### Exercise task
What you return should match every record exactly, with the images removed.

:: Stored records

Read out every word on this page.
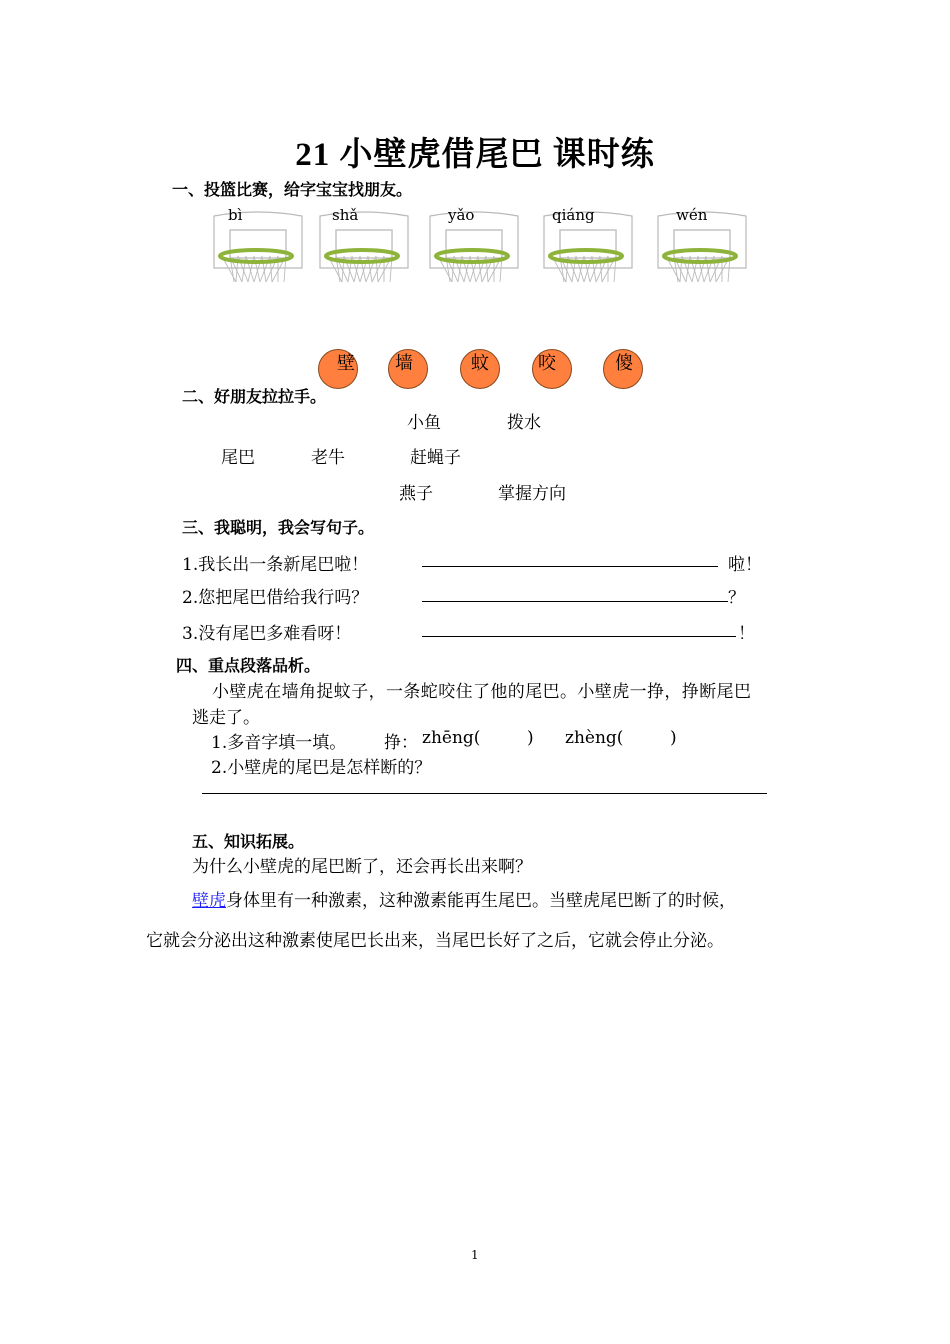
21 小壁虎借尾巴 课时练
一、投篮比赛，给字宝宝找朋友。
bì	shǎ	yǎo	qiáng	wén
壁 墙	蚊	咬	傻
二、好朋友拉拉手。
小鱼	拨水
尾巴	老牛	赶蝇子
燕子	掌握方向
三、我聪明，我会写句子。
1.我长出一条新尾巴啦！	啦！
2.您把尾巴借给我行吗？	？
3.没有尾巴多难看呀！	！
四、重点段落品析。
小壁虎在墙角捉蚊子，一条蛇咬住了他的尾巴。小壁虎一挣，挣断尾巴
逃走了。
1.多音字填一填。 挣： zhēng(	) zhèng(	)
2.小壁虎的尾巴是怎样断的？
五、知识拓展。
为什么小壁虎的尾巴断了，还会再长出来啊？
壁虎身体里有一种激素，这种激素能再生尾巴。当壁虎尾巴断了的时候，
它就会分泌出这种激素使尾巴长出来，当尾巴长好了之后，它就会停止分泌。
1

::::

### Worked solution
Read out every word on this page.
21 小壁虎借尾巴 课时练
一、投篮比赛，给字宝宝找朋友。
bì	shǎ	yǎo	qiáng	wén
壁 墙	蚊	咬	傻
二、好朋友拉拉手。
小鱼	拨水
尾巴	老牛	赶蝇子
燕子	掌握方向
三、我聪明，我会写句子。
1.我长出一条新尾巴啦！	啦！
2.您把尾巴借给我行吗？	？
3.没有尾巴多难看呀！	！
四、重点段落品析。
小壁虎在墙角捉蚊子，一条蛇咬住了他的尾巴。小壁虎一挣，挣断尾巴
逃走了。
1.多音字填一填。 挣： zhēng(	) zhèng(	)
2.小壁虎的尾巴是怎样断的？
五、知识拓展。
为什么小壁虎的尾巴断了，还会再长出来啊？
壁虎身体里有一种激素，这种激素能再生尾巴。当壁虎尾巴断了的时候，
它就会分泌出这种激素使尾巴长出来，当尾巴长好了之后，它就会停止分泌。
1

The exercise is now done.